(RECORDS PROVIDED)
┏━━

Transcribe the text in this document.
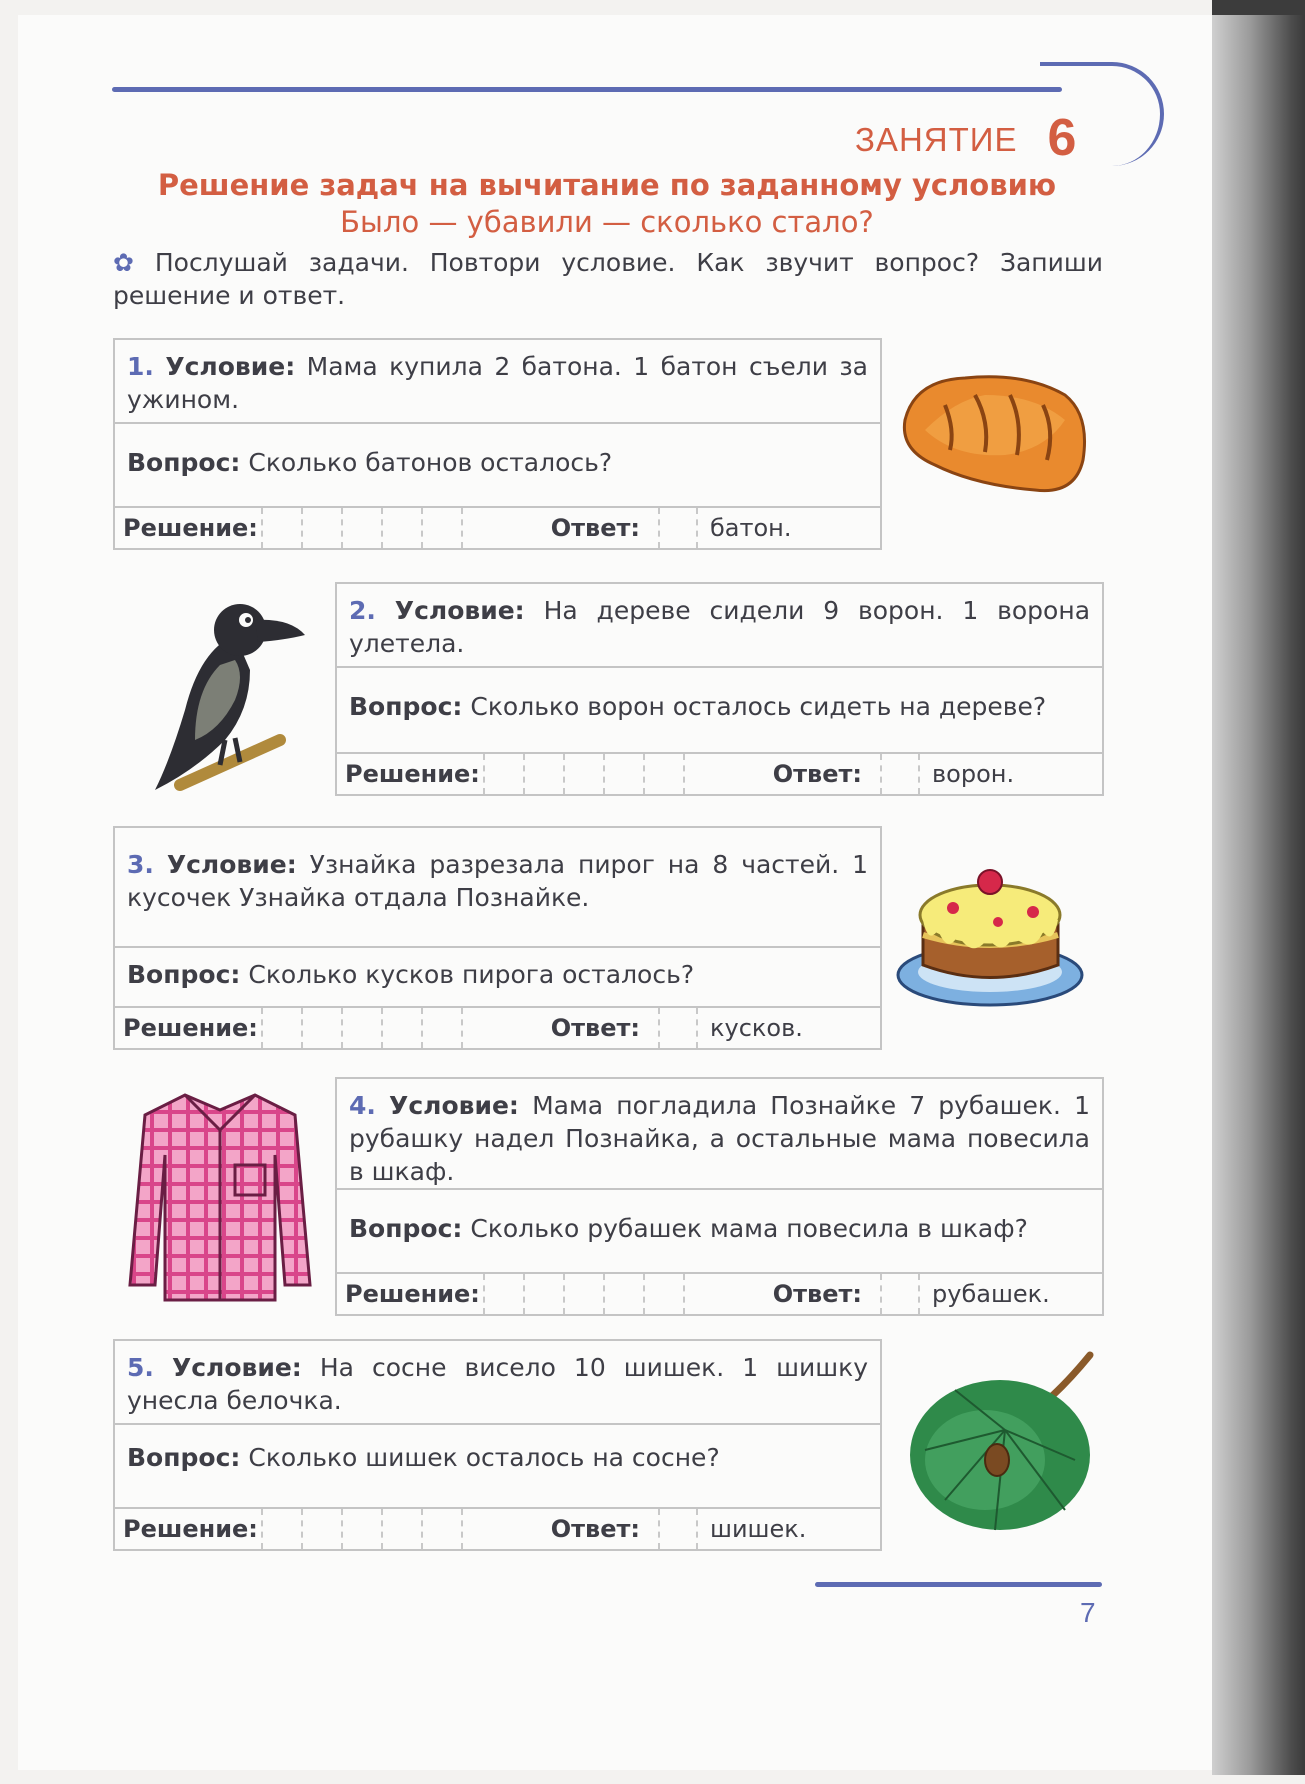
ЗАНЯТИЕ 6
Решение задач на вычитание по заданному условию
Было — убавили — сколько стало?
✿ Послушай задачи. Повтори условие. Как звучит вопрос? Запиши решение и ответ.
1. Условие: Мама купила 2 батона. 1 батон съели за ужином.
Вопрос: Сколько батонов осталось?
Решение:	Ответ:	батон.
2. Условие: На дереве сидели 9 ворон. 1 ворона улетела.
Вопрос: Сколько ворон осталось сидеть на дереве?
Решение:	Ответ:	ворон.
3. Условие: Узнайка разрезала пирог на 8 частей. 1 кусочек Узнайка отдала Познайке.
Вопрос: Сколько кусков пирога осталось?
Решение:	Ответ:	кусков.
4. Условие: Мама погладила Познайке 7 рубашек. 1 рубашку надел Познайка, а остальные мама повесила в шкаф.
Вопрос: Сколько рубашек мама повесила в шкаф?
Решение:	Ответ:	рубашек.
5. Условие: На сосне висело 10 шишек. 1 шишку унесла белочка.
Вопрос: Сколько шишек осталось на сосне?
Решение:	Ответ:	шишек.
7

┗━━

Copy every line of the records above that contains "дереве".

2. Условие: На дереве сидели 9 ворон. 1 ворона улетела.
Вопрос: Сколько ворон осталось сидеть на дереве?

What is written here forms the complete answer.